> [SUPPLIED MATERIAL]
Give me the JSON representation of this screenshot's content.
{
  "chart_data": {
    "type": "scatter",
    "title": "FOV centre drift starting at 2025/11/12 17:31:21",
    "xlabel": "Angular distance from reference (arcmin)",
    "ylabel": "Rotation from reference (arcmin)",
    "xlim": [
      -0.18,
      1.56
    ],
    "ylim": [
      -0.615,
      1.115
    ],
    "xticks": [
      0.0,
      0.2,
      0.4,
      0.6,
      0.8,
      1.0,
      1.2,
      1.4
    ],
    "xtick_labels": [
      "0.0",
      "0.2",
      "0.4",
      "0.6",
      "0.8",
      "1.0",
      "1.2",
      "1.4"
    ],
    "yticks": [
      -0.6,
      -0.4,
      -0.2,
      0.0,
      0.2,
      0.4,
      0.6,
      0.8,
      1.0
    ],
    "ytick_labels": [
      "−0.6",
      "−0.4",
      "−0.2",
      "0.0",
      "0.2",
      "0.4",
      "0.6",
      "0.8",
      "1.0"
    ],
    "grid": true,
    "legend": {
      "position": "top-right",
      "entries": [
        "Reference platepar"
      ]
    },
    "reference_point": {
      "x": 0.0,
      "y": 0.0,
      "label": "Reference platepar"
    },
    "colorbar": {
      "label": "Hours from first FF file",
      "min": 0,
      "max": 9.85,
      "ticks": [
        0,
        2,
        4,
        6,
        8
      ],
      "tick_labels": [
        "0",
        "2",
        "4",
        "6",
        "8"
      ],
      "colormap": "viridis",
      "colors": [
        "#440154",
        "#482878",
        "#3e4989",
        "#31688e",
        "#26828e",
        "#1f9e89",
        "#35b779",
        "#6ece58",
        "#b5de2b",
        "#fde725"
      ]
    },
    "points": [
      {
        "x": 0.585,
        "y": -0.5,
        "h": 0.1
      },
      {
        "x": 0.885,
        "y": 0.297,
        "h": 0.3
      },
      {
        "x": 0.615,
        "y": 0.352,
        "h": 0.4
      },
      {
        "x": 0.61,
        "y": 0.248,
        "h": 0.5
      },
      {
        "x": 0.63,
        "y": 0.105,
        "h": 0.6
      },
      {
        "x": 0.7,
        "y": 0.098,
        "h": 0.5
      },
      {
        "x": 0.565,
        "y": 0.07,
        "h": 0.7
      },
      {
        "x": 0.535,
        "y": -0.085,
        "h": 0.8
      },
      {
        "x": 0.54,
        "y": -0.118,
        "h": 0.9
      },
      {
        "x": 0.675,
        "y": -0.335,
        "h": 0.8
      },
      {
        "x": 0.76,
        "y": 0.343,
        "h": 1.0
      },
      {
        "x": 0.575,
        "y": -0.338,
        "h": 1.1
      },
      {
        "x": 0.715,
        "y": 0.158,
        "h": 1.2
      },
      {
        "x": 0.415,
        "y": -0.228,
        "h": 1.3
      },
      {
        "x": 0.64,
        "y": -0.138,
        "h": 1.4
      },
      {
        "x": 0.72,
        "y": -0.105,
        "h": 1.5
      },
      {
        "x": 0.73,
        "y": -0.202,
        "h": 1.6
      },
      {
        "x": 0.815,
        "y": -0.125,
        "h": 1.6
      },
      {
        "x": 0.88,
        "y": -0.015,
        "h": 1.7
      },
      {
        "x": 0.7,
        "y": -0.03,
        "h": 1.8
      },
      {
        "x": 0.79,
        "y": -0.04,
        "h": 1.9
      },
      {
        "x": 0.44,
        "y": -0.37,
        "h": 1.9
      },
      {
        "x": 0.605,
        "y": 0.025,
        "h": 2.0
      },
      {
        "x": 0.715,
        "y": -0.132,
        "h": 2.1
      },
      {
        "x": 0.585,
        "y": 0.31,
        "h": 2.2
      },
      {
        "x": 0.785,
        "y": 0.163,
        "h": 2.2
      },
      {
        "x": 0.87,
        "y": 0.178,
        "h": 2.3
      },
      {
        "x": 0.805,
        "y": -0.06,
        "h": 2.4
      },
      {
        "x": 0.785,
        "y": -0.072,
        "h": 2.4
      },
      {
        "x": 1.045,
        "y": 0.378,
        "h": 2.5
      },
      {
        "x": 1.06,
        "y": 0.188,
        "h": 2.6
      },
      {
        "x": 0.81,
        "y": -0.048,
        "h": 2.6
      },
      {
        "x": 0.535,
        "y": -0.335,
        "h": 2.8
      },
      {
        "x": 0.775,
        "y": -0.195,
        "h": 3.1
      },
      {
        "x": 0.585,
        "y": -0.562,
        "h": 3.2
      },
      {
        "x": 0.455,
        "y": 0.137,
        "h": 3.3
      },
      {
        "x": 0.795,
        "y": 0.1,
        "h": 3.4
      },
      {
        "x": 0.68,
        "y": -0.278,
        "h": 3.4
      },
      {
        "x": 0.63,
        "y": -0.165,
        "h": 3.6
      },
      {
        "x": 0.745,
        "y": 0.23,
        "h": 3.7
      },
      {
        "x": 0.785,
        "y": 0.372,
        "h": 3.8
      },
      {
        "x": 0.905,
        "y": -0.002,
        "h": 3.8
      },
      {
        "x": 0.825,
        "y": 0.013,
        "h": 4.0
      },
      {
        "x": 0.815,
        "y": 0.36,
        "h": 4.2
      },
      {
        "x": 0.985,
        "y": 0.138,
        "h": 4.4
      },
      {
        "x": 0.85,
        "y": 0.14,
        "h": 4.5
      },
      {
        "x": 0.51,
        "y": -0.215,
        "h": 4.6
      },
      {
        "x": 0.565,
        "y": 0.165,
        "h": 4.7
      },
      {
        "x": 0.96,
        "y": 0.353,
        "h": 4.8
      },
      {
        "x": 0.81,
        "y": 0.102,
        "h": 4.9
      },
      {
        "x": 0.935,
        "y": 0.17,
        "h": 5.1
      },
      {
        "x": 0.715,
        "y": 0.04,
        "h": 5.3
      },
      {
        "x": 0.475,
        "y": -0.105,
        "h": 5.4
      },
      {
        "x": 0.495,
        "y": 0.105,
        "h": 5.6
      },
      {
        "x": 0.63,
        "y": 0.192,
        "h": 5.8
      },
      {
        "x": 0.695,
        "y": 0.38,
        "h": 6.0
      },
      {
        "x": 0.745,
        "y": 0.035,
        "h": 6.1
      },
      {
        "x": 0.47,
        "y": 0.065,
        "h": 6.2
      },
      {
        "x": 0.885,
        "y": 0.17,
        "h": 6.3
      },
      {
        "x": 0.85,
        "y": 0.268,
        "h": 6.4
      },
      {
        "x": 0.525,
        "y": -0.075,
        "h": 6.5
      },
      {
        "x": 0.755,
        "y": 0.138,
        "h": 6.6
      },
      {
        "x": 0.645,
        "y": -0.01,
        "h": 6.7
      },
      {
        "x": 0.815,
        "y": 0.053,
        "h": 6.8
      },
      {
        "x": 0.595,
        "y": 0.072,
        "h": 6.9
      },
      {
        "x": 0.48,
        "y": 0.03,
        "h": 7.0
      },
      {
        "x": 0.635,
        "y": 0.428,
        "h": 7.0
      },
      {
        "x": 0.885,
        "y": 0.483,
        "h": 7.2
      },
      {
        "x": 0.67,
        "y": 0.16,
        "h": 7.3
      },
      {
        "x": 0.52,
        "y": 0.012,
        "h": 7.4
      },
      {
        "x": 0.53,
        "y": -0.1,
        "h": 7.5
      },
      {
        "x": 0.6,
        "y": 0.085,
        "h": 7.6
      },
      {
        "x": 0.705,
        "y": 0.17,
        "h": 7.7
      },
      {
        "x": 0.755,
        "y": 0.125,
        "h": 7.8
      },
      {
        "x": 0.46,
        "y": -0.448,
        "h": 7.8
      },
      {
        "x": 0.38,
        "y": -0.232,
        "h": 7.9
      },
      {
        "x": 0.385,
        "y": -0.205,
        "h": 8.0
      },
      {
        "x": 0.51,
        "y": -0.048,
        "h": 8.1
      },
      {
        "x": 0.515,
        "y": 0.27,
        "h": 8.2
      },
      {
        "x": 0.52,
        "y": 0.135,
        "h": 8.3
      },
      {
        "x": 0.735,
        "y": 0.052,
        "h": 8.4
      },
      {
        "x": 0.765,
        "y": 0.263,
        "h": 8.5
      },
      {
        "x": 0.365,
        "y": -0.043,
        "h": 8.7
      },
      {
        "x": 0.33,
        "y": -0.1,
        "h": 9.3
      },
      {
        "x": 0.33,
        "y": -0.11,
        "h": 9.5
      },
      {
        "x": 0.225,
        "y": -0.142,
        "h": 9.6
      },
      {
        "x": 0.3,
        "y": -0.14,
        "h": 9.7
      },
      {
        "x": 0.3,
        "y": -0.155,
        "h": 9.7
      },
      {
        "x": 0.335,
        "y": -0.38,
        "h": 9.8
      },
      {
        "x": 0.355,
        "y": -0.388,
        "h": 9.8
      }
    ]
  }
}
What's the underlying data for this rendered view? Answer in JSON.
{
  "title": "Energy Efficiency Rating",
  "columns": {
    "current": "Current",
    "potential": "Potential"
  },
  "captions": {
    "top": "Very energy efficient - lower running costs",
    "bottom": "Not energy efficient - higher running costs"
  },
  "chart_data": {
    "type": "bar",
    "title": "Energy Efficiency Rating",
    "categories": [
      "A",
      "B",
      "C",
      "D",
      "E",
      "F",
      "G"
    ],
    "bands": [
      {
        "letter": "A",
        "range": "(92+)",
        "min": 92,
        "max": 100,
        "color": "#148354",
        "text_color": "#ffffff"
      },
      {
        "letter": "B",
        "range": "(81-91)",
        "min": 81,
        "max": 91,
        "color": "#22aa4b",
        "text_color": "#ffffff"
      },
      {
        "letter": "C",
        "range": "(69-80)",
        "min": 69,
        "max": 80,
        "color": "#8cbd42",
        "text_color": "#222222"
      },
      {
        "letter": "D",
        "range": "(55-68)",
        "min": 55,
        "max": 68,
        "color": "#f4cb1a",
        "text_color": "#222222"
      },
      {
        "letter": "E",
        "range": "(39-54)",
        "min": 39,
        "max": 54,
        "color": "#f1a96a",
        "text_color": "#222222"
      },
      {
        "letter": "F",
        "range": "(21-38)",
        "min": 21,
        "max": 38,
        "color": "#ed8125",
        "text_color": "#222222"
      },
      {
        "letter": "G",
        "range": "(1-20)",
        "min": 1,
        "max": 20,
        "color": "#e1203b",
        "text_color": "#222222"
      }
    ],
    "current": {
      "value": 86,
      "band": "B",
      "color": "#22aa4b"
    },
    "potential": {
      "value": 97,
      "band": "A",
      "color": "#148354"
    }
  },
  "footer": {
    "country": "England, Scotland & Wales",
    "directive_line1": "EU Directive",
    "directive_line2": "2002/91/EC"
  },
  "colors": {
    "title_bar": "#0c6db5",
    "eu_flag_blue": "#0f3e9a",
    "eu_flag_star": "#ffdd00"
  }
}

> [WHAT IS REQUIRED] Using the listing above, show every line that includes the string "this".

> [OUTPUT BELOW]
Give me the JSON representation of this screenshot's content.
What's the underlying data for this rendered view? Answer in JSON.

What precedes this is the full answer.